*WRITTEN INSTRUCTION*. Gather the lines below that include the string "Hvis", copying each in full.

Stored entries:
☆ ☆ ☆ ☆ ☆ ☆ ☆

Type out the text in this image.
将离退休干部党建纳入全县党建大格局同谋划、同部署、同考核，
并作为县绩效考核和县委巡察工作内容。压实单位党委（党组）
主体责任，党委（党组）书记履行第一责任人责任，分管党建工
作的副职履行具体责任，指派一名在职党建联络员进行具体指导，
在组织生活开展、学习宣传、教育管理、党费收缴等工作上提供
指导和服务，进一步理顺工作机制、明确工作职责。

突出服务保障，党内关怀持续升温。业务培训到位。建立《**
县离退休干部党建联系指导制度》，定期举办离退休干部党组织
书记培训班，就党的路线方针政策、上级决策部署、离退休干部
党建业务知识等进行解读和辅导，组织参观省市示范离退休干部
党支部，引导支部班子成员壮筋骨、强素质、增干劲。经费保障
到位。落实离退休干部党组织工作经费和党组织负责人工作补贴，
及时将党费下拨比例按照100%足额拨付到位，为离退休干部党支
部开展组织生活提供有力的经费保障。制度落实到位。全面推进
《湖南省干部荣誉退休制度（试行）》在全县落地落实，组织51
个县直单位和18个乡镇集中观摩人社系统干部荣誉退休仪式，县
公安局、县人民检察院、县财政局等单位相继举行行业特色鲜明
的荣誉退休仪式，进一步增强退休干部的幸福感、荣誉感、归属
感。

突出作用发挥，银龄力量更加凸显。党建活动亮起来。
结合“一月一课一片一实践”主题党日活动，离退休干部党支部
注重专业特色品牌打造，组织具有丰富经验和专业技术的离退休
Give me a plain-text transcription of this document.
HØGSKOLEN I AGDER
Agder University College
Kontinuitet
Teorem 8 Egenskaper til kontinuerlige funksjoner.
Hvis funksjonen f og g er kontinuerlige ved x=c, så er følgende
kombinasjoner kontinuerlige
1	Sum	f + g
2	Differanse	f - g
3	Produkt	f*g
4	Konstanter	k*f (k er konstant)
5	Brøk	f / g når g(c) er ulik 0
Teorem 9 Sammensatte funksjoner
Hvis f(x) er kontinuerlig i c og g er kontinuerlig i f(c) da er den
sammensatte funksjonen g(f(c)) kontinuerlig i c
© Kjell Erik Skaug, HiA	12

☆ ☆ ☆ ☆ ☆ ☆ ☆

*TASK RESPONSE*.
Hvis funksjonen f og g er kontinuerlige ved x=c, så er følgende
Hvis f(x) er kontinuerlig i c og g er kontinuerlig i f(c) da er den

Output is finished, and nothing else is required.